Input =

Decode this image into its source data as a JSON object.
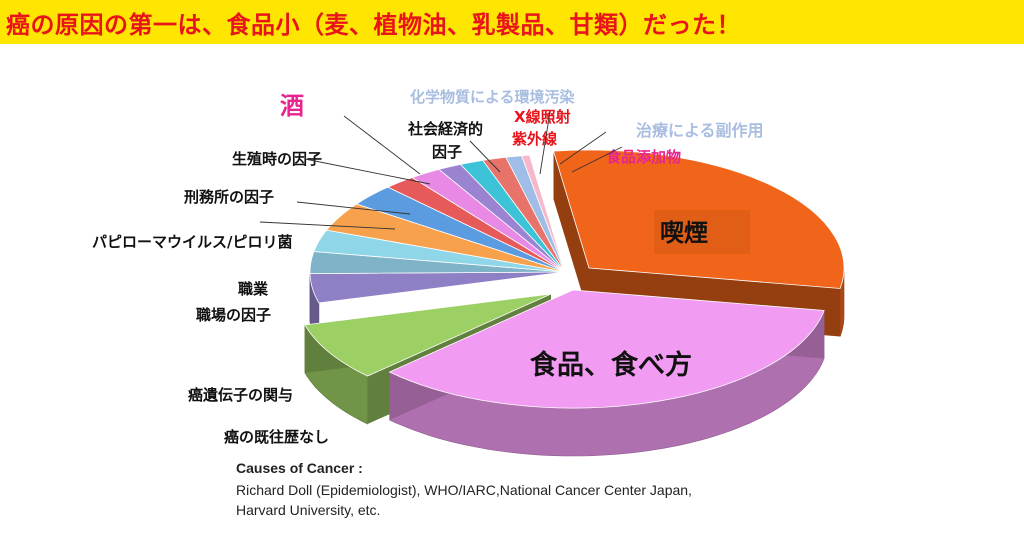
{
  "header": {
    "title": "癌の原因の第一は、食品小（麦、植物油、乳製品、甘類）だった！"
  },
  "chart_data": {
    "type": "pie",
    "title": "",
    "categories": [
      "喫煙",
      "食品、食べ方",
      "癌の既往歴なし",
      "癌遺伝子の関与",
      "職場の因子",
      "職業",
      "パピローマウイルス/ピロリ菌",
      "刑務所の因子",
      "生殖時の因子",
      "酒",
      "社会経済的因子",
      "化学物質による環境汚染",
      "X線照射 紫外線",
      "治療による副作用",
      "食品添加物"
    ],
    "values": [
      30,
      35,
      8,
      4,
      3,
      3,
      4,
      3,
      2,
      2,
      1.5,
      1.5,
      1.5,
      1,
      0.5
    ],
    "colors": [
      "#f0651a",
      "#f29bf2",
      "#9ccf64",
      "#8f7fc4",
      "#7fb4c8",
      "#8fd6e8",
      "#f7a14c",
      "#5b9be0",
      "#e65a5a",
      "#e989e6",
      "#9a84d2",
      "#3cc3d8",
      "#e8736a",
      "#9fbde6",
      "#f6b8c8"
    ],
    "annotations": [
      {
        "text": "喫煙",
        "color": "#111111"
      },
      {
        "text": "食品、食べ方",
        "color": "#111111"
      },
      {
        "text": "癌の既往歴なし",
        "color": "#111111"
      },
      {
        "text": "癌遺伝子の関与",
        "color": "#111111"
      },
      {
        "text": "職場の因子",
        "color": "#111111"
      },
      {
        "text": "職業",
        "color": "#111111"
      },
      {
        "text": "パピローマウイルス/ピロリ菌",
        "color": "#111111"
      },
      {
        "text": "刑務所の因子",
        "color": "#111111"
      },
      {
        "text": "生殖時の因子",
        "color": "#111111"
      },
      {
        "text": "酒",
        "color": "#e8258f"
      },
      {
        "text": "社会経済的",
        "color": "#111111"
      },
      {
        "text": "因子",
        "color": "#111111"
      },
      {
        "text": "化学物質による環境汚染",
        "color": "#a9bde0"
      },
      {
        "text": "X線照射",
        "color": "#e8141b"
      },
      {
        "text": "紫外線",
        "color": "#e8141b"
      },
      {
        "text": "治療による副作用",
        "color": "#a9bde0"
      },
      {
        "text": "食品添加物",
        "color": "#e8258f"
      }
    ]
  },
  "source": {
    "heading": "Causes of Cancer :",
    "line1": "Richard Doll (Epidemiologist), WHO/IARC,National Cancer Center Japan,",
    "line2": "Harvard University, etc."
  }
}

What is needed = Take the listing above and restate it word for word, without its pictures.

Correct result =
Decode this image into its source data as a JSON object.
{
  "header": {
    "title": "癌の原因の第一は、食品小（麦、植物油、乳製品、甘類）だった！"
  },
  "chart_data": {
    "type": "pie",
    "title": "",
    "categories": [
      "喫煙",
      "食品、食べ方",
      "癌の既往歴なし",
      "癌遺伝子の関与",
      "職場の因子",
      "職業",
      "パピローマウイルス/ピロリ菌",
      "刑務所の因子",
      "生殖時の因子",
      "酒",
      "社会経済的因子",
      "化学物質による環境汚染",
      "X線照射 紫外線",
      "治療による副作用",
      "食品添加物"
    ],
    "values": [
      30,
      35,
      8,
      4,
      3,
      3,
      4,
      3,
      2,
      2,
      1.5,
      1.5,
      1.5,
      1,
      0.5
    ],
    "colors": [
      "#f0651a",
      "#f29bf2",
      "#9ccf64",
      "#8f7fc4",
      "#7fb4c8",
      "#8fd6e8",
      "#f7a14c",
      "#5b9be0",
      "#e65a5a",
      "#e989e6",
      "#9a84d2",
      "#3cc3d8",
      "#e8736a",
      "#9fbde6",
      "#f6b8c8"
    ],
    "annotations": [
      {
        "text": "喫煙",
        "color": "#111111"
      },
      {
        "text": "食品、食べ方",
        "color": "#111111"
      },
      {
        "text": "癌の既往歴なし",
        "color": "#111111"
      },
      {
        "text": "癌遺伝子の関与",
        "color": "#111111"
      },
      {
        "text": "職場の因子",
        "color": "#111111"
      },
      {
        "text": "職業",
        "color": "#111111"
      },
      {
        "text": "パピローマウイルス/ピロリ菌",
        "color": "#111111"
      },
      {
        "text": "刑務所の因子",
        "color": "#111111"
      },
      {
        "text": "生殖時の因子",
        "color": "#111111"
      },
      {
        "text": "酒",
        "color": "#e8258f"
      },
      {
        "text": "社会経済的",
        "color": "#111111"
      },
      {
        "text": "因子",
        "color": "#111111"
      },
      {
        "text": "化学物質による環境汚染",
        "color": "#a9bde0"
      },
      {
        "text": "X線照射",
        "color": "#e8141b"
      },
      {
        "text": "紫外線",
        "color": "#e8141b"
      },
      {
        "text": "治療による副作用",
        "color": "#a9bde0"
      },
      {
        "text": "食品添加物",
        "color": "#e8258f"
      }
    ]
  },
  "source": {
    "heading": "Causes of Cancer :",
    "line1": "Richard Doll (Epidemiologist), WHO/IARC,National Cancer Center Japan,",
    "line2": "Harvard University, etc."
  }
}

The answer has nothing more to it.